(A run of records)
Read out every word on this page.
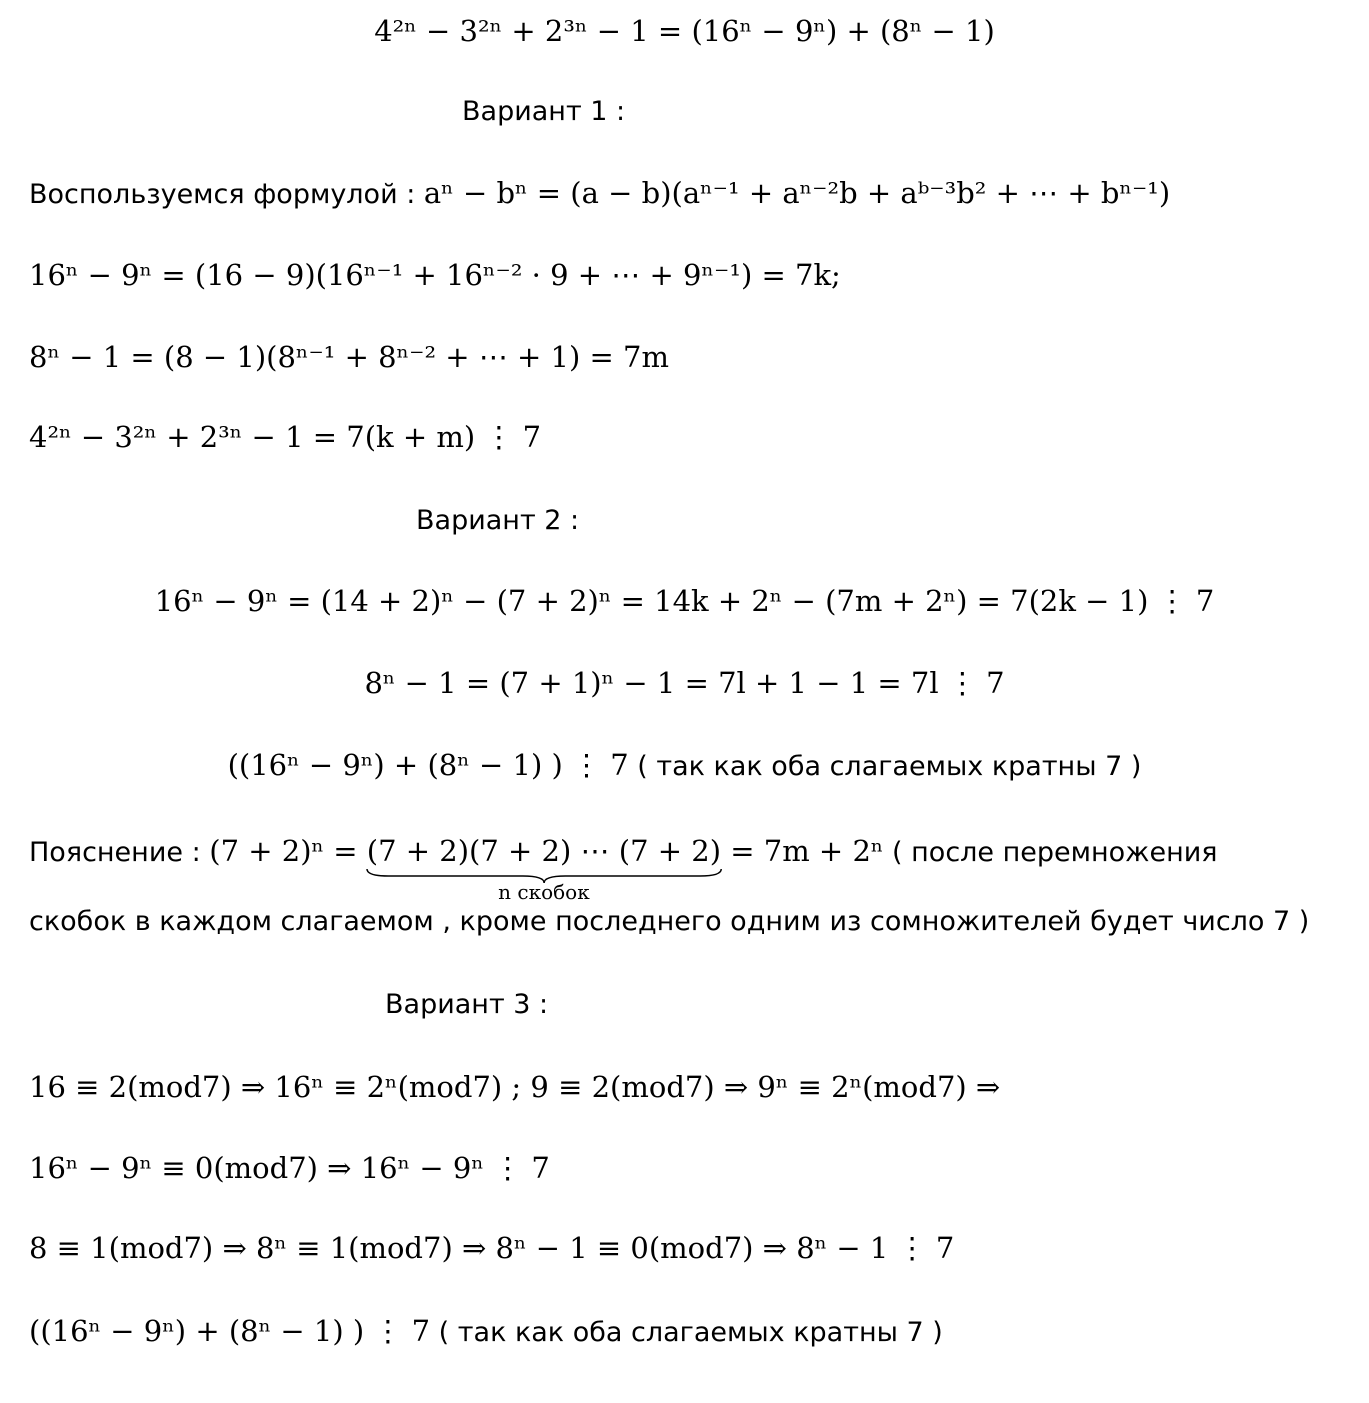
4²ⁿ − 3²ⁿ + 2³ⁿ − 1 = (16ⁿ − 9ⁿ) + (8ⁿ − 1)
Вариант 1 :
Воспользуемся формулой : aⁿ − bⁿ = (a − b)(aⁿ⁻¹ + aⁿ⁻²b + aᵇ⁻³b² + ⋯ + bⁿ⁻¹)
16ⁿ − 9ⁿ = (16 − 9)(16ⁿ⁻¹ + 16ⁿ⁻² · 9 + ⋯ + 9ⁿ⁻¹) = 7k;
8ⁿ − 1 = (8 − 1)(8ⁿ⁻¹ + 8ⁿ⁻² + ⋯ + 1) = 7m
4²ⁿ − 3²ⁿ + 2³ⁿ − 1 = 7(k + m) ⋮ 7
Вариант 2 :
16ⁿ − 9ⁿ = (14 + 2)ⁿ − (7 + 2)ⁿ = 14k + 2ⁿ − (7m + 2ⁿ) = 7(2k − 1) ⋮ 7
8ⁿ − 1 = (7 + 1)ⁿ − 1 = 7l + 1 − 1 = 7l ⋮ 7
((16ⁿ − 9ⁿ) + (8ⁿ − 1) ) ⋮ 7 ( так как оба слагаемых кратны 7 )
Пояснение : (7 + 2)ⁿ = (7 + 2)(7 + 2) ⋯ (7 + 2)
n скобок
= 7m + 2ⁿ ( после перемножения
скобок в каждом слагаемом , кроме последнего одним из сомножителей будет число 7 )
Вариант 3 :
16 ≡ 2(mod7) ⇒ 16ⁿ ≡ 2ⁿ(mod7) ; 9 ≡ 2(mod7) ⇒ 9ⁿ ≡ 2ⁿ(mod7) ⇒
16ⁿ − 9ⁿ ≡ 0(mod7) ⇒ 16ⁿ − 9ⁿ ⋮ 7
8 ≡ 1(mod7) ⇒ 8ⁿ ≡ 1(mod7) ⇒ 8ⁿ − 1 ≡ 0(mod7) ⇒ 8ⁿ − 1 ⋮ 7
((16ⁿ − 9ⁿ) + (8ⁿ − 1) ) ⋮ 7 ( так как оба слагаемых кратны 7 )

AIM = Repeat every record above exactly, but leave out any pictures.

CORRECT RESPONSE =
Read out every word on this page.
4²ⁿ − 3²ⁿ + 2³ⁿ − 1 = (16ⁿ − 9ⁿ) + (8ⁿ − 1)
Вариант 1 :
Воспользуемся формулой : aⁿ − bⁿ = (a − b)(aⁿ⁻¹ + aⁿ⁻²b + aᵇ⁻³b² + ⋯ + bⁿ⁻¹)
16ⁿ − 9ⁿ = (16 − 9)(16ⁿ⁻¹ + 16ⁿ⁻² · 9 + ⋯ + 9ⁿ⁻¹) = 7k;
8ⁿ − 1 = (8 − 1)(8ⁿ⁻¹ + 8ⁿ⁻² + ⋯ + 1) = 7m
4²ⁿ − 3²ⁿ + 2³ⁿ − 1 = 7(k + m) ⋮ 7
Вариант 2 :
16ⁿ − 9ⁿ = (14 + 2)ⁿ − (7 + 2)ⁿ = 14k + 2ⁿ − (7m + 2ⁿ) = 7(2k − 1) ⋮ 7
8ⁿ − 1 = (7 + 1)ⁿ − 1 = 7l + 1 − 1 = 7l ⋮ 7
((16ⁿ − 9ⁿ) + (8ⁿ − 1) ) ⋮ 7 ( так как оба слагаемых кратны 7 )
Пояснение : (7 + 2)ⁿ = (7 + 2)(7 + 2) ⋯ (7 + 2)
n скобок
= 7m + 2ⁿ ( после перемножения
скобок в каждом слагаемом , кроме последнего одним из сомножителей будет число 7 )
Вариант 3 :
16 ≡ 2(mod7) ⇒ 16ⁿ ≡ 2ⁿ(mod7) ; 9 ≡ 2(mod7) ⇒ 9ⁿ ≡ 2ⁿ(mod7) ⇒
16ⁿ − 9ⁿ ≡ 0(mod7) ⇒ 16ⁿ − 9ⁿ ⋮ 7
8 ≡ 1(mod7) ⇒ 8ⁿ ≡ 1(mod7) ⇒ 8ⁿ − 1 ≡ 0(mod7) ⇒ 8ⁿ − 1 ⋮ 7
((16ⁿ − 9ⁿ) + (8ⁿ − 1) ) ⋮ 7 ( так как оба слагаемых кратны 7 )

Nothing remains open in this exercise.